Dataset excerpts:
-=-=-
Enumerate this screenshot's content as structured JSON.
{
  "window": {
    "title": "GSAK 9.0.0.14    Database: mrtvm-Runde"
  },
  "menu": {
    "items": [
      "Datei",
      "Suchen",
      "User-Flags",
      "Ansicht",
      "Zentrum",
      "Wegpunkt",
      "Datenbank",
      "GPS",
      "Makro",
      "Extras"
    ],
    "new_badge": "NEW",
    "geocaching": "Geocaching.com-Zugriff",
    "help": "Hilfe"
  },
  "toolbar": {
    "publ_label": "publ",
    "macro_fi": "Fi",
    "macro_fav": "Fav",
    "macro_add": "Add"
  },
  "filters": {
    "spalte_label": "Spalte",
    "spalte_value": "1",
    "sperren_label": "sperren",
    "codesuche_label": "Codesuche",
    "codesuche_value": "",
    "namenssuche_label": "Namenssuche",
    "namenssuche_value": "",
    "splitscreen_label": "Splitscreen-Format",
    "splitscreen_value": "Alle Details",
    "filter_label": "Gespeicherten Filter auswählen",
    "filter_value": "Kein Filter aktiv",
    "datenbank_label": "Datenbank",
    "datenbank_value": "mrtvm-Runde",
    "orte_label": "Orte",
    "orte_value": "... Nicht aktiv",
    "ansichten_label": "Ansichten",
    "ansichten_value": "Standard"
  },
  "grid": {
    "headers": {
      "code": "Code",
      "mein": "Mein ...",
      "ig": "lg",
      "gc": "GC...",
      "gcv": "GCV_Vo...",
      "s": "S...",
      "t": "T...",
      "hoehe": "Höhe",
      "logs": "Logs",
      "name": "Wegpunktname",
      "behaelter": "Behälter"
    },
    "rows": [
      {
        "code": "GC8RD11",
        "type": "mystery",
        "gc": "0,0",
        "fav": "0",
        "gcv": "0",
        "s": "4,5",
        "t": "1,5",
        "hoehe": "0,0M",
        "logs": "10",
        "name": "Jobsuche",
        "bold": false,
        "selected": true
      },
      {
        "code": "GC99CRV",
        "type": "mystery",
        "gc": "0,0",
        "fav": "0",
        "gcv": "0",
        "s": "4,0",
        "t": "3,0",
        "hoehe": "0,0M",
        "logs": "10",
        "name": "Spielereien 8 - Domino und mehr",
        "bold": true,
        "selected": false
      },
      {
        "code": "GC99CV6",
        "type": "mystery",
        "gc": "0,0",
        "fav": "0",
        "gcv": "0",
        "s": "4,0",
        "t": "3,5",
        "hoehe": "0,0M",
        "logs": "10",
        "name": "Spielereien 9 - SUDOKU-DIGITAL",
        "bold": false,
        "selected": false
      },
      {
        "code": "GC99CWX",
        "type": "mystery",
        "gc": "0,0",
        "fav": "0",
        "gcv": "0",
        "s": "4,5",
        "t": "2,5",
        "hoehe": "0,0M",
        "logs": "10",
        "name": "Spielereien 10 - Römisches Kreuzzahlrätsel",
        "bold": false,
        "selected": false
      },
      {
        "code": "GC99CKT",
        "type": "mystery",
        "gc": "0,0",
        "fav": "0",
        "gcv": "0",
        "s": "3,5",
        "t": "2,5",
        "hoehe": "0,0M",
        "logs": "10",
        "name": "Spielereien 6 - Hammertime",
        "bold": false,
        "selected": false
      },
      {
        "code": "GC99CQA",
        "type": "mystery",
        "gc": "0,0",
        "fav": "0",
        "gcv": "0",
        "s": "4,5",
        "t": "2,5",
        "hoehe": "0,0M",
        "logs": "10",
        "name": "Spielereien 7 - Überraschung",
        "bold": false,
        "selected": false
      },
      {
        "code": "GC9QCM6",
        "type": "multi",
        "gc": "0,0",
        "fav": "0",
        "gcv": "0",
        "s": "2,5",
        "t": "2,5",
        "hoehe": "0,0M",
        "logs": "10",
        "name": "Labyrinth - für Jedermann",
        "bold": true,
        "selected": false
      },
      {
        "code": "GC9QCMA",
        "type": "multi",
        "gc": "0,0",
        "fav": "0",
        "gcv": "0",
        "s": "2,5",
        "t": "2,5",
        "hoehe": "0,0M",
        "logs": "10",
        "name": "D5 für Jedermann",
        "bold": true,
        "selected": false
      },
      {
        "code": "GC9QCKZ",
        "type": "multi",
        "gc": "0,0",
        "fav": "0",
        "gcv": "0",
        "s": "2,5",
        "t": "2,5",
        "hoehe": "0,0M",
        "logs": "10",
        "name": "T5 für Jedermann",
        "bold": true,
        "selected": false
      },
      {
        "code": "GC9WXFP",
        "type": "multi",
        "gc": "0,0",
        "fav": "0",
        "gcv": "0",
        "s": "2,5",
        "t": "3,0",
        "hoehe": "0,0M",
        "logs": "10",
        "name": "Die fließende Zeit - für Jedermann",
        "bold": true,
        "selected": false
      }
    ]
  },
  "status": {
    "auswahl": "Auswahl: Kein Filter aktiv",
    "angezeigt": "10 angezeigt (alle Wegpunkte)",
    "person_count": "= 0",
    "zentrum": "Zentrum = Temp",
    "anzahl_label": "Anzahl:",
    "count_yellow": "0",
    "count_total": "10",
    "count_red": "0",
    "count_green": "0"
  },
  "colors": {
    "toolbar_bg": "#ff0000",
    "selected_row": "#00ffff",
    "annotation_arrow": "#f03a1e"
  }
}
-=-=-
# Task to complete:
Of all the lines in the material above, how many contain the word "mrtvm"? Give only the count.

# Exercise solution:
2